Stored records
····················

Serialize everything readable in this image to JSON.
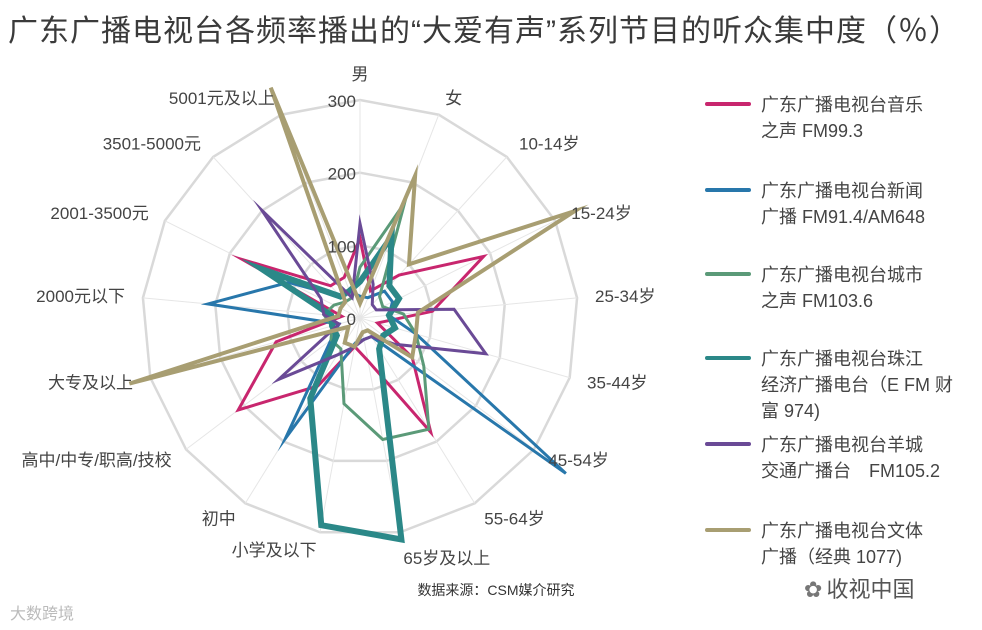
{
  "chart_data": {
    "type": "radar",
    "title": "广东广播电视台各频率播出的“大爱有声”系列节目的听众集中度（％）",
    "categories": [
      "男",
      "女",
      "10-14岁",
      "15-24岁",
      "25-34岁",
      "35-44岁",
      "45-54岁",
      "55-64岁",
      "65岁及以上",
      "小学及以下",
      "初中",
      "高中/中专/职高/技校",
      "大专及以上",
      "2000元以下",
      "2001-3500元",
      "3501-5000元",
      "5001元及以上"
    ],
    "radial_ticks": [
      "0",
      "100",
      "200",
      "300"
    ],
    "rmax": 300,
    "grid": true,
    "legend_position": "right",
    "series": [
      {
        "name": "广东广播电视台音乐\n之声 FM99.3",
        "color": "#c8266e",
        "width": 3,
        "values": [
          110,
          40,
          80,
          190,
          100,
          25,
          90,
          185,
          60,
          40,
          110,
          210,
          120,
          25,
          180,
          60,
          60
        ]
      },
      {
        "name": "广东广播电视台新闻\n广播 FM91.4/AM648",
        "color": "#2877ab",
        "width": 3,
        "values": [
          30,
          30,
          50,
          50,
          40,
          80,
          355,
          30,
          30,
          35,
          195,
          50,
          30,
          210,
          110,
          40,
          40
        ]
      },
      {
        "name": "广东广播电视台城市\n之声 FM103.6",
        "color": "#5b9a78",
        "width": 3,
        "values": [
          70,
          170,
          40,
          35,
          60,
          80,
          110,
          180,
          170,
          120,
          50,
          50,
          40,
          50,
          40,
          30,
          30
        ]
      },
      {
        "name": "广东广播电视台珠江\n经济广播电台（E FM 财\n富 974)",
        "color": "#2b8888",
        "width": 6,
        "values": [
          50,
          120,
          60,
          60,
          40,
          50,
          40,
          50,
          310,
          290,
          130,
          40,
          40,
          40,
          150,
          40,
          40
        ]
      },
      {
        "name": "广东广播电视台羊城\n交通广播台　FM105.2",
        "color": "#6a4a96",
        "width": 3,
        "values": [
          130,
          50,
          25,
          25,
          130,
          180,
          60,
          30,
          30,
          40,
          60,
          140,
          30,
          50,
          60,
          200,
          30
        ]
      },
      {
        "name": "广东广播电视台文体\n广播（经典 1077)",
        "color": "#a89e72",
        "width": 4,
        "values": [
          20,
          210,
          100,
          330,
          80,
          80,
          90,
          20,
          20,
          40,
          40,
          20,
          330,
          30,
          30,
          30,
          340
        ]
      }
    ]
  },
  "source": "数据来源：CSM媒介研究",
  "watermark_left": "大数跨境",
  "watermark_right": "收视中国"
}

····················

Task brief
Reproduce the listing above exactly, excluding all pictures.

The reply
Serialize everything readable in this image to JSON.
{
  "chart_data": {
    "type": "radar",
    "title": "广东广播电视台各频率播出的“大爱有声”系列节目的听众集中度（％）",
    "categories": [
      "男",
      "女",
      "10-14岁",
      "15-24岁",
      "25-34岁",
      "35-44岁",
      "45-54岁",
      "55-64岁",
      "65岁及以上",
      "小学及以下",
      "初中",
      "高中/中专/职高/技校",
      "大专及以上",
      "2000元以下",
      "2001-3500元",
      "3501-5000元",
      "5001元及以上"
    ],
    "radial_ticks": [
      "0",
      "100",
      "200",
      "300"
    ],
    "rmax": 300,
    "grid": true,
    "legend_position": "right",
    "series": [
      {
        "name": "广东广播电视台音乐\n之声 FM99.3",
        "color": "#c8266e",
        "width": 3,
        "values": [
          110,
          40,
          80,
          190,
          100,
          25,
          90,
          185,
          60,
          40,
          110,
          210,
          120,
          25,
          180,
          60,
          60
        ]
      },
      {
        "name": "广东广播电视台新闻\n广播 FM91.4/AM648",
        "color": "#2877ab",
        "width": 3,
        "values": [
          30,
          30,
          50,
          50,
          40,
          80,
          355,
          30,
          30,
          35,
          195,
          50,
          30,
          210,
          110,
          40,
          40
        ]
      },
      {
        "name": "广东广播电视台城市\n之声 FM103.6",
        "color": "#5b9a78",
        "width": 3,
        "values": [
          70,
          170,
          40,
          35,
          60,
          80,
          110,
          180,
          170,
          120,
          50,
          50,
          40,
          50,
          40,
          30,
          30
        ]
      },
      {
        "name": "广东广播电视台珠江\n经济广播电台（E FM 财\n富 974)",
        "color": "#2b8888",
        "width": 6,
        "values": [
          50,
          120,
          60,
          60,
          40,
          50,
          40,
          50,
          310,
          290,
          130,
          40,
          40,
          40,
          150,
          40,
          40
        ]
      },
      {
        "name": "广东广播电视台羊城\n交通广播台　FM105.2",
        "color": "#6a4a96",
        "width": 3,
        "values": [
          130,
          50,
          25,
          25,
          130,
          180,
          60,
          30,
          30,
          40,
          60,
          140,
          30,
          50,
          60,
          200,
          30
        ]
      },
      {
        "name": "广东广播电视台文体\n广播（经典 1077)",
        "color": "#a89e72",
        "width": 4,
        "values": [
          20,
          210,
          100,
          330,
          80,
          80,
          90,
          20,
          20,
          40,
          40,
          20,
          330,
          30,
          30,
          30,
          340
        ]
      }
    ]
  },
  "source": "数据来源：CSM媒介研究",
  "watermark_left": "大数跨境",
  "watermark_right": "收视中国"
}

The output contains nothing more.